**BRIEF:**
Exactly how many lines of the data below include the string "xlabel"? State the number and nothing more.

**DATA RECORDS:**
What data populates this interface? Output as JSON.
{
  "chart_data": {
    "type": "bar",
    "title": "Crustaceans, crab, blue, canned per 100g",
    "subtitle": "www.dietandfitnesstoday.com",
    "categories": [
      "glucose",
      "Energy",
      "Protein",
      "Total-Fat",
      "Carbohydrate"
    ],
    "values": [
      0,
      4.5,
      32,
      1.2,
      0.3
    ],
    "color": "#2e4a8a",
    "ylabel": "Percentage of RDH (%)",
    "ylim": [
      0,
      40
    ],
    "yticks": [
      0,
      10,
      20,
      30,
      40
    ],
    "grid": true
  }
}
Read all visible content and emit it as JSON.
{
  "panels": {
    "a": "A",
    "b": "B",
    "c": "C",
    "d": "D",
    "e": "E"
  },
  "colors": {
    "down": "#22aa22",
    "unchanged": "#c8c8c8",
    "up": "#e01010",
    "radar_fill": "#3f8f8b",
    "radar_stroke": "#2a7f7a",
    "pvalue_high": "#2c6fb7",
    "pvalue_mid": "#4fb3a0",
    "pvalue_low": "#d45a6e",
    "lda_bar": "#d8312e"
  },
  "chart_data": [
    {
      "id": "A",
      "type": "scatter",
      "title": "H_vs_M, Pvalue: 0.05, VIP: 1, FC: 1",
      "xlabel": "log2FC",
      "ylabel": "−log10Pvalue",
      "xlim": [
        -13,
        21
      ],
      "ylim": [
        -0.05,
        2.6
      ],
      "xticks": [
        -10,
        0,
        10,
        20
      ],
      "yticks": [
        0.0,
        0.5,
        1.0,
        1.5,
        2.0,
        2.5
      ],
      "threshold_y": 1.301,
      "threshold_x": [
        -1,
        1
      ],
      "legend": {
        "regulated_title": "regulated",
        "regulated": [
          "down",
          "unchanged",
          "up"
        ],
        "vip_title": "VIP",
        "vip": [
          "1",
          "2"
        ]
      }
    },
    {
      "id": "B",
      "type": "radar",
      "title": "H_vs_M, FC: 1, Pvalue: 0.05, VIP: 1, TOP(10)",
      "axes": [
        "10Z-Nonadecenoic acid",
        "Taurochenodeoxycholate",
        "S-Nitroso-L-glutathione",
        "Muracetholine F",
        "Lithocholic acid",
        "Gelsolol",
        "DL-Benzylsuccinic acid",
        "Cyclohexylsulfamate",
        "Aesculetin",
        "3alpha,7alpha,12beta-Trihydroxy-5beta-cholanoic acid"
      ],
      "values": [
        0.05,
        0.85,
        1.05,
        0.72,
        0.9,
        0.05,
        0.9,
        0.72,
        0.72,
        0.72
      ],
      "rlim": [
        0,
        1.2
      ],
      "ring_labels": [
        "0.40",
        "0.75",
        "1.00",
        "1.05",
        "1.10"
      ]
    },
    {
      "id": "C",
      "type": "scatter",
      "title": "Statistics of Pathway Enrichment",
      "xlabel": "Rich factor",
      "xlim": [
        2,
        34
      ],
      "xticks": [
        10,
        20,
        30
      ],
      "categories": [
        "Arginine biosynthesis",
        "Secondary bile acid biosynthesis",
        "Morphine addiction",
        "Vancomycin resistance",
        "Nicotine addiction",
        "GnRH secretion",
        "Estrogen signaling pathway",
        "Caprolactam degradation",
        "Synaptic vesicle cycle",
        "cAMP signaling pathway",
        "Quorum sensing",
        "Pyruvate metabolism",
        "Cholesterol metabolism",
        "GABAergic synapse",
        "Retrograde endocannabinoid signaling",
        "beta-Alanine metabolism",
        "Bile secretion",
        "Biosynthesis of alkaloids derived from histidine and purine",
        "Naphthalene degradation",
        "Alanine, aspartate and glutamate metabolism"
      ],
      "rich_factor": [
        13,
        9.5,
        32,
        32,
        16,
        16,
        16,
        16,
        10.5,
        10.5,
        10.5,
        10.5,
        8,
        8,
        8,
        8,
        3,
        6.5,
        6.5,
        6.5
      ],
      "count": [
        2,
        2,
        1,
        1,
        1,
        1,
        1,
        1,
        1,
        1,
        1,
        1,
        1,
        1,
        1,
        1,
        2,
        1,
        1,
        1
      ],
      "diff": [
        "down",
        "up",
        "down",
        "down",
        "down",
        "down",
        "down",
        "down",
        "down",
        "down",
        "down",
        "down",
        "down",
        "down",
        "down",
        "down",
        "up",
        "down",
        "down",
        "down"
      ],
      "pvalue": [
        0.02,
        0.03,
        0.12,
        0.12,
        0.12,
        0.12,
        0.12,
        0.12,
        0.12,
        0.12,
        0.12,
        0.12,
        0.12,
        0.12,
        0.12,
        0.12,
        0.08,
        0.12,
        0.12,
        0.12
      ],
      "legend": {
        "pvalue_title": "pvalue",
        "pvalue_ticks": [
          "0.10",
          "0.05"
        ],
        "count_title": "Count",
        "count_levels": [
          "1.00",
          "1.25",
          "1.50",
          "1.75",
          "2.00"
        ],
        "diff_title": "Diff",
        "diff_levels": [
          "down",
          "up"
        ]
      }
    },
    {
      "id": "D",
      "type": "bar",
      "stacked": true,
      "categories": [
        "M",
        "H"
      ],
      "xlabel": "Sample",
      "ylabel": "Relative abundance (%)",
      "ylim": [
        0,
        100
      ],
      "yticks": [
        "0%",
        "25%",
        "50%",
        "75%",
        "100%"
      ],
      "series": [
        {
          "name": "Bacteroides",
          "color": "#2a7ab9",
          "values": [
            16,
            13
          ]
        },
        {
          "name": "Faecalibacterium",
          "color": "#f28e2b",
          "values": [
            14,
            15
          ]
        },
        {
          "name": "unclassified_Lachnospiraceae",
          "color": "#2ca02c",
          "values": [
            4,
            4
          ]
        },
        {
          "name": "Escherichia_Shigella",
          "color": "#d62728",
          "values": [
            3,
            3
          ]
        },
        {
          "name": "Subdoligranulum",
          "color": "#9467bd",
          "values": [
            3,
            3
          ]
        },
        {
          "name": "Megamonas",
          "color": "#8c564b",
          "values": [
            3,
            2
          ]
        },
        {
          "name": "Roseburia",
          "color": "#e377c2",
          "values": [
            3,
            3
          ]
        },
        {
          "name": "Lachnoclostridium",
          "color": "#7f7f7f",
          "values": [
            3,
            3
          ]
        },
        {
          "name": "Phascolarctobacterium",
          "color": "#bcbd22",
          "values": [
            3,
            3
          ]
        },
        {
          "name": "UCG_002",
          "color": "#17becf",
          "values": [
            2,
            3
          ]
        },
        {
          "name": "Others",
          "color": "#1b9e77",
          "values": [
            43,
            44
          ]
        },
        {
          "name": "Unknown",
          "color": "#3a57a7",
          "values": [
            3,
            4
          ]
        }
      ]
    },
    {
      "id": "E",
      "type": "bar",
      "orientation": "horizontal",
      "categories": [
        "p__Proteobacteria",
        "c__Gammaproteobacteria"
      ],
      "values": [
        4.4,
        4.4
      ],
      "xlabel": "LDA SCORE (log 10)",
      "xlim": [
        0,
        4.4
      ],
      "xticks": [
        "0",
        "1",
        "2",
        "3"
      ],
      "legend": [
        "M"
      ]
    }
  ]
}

* * *

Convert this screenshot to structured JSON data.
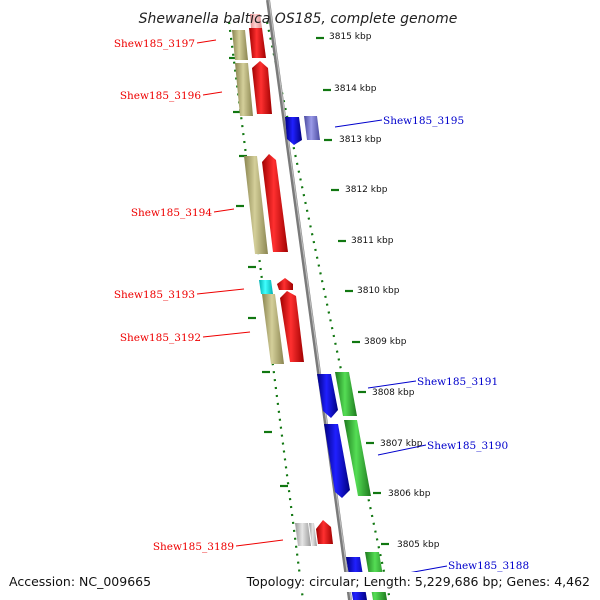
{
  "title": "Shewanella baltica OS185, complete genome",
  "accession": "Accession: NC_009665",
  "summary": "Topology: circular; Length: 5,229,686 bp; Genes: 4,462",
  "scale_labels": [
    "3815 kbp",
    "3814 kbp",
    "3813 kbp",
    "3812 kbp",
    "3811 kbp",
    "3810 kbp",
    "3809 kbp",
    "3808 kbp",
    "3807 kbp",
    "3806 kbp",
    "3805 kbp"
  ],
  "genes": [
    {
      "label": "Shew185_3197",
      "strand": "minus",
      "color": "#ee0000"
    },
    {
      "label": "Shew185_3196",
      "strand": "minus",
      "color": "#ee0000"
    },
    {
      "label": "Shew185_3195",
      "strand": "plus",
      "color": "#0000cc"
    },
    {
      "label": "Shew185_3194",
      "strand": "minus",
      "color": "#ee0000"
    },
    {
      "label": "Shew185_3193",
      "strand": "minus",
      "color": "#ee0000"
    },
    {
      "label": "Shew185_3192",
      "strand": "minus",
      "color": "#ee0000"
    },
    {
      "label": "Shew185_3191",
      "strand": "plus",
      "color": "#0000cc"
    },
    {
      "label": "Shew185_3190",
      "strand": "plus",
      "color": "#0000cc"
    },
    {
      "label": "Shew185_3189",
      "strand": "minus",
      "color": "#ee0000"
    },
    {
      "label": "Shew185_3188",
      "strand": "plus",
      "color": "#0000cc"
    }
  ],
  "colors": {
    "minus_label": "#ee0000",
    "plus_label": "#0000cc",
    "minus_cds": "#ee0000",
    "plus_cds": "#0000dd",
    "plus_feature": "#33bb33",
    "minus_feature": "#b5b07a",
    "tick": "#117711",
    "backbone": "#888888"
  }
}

**ANSWER SECTION:**
4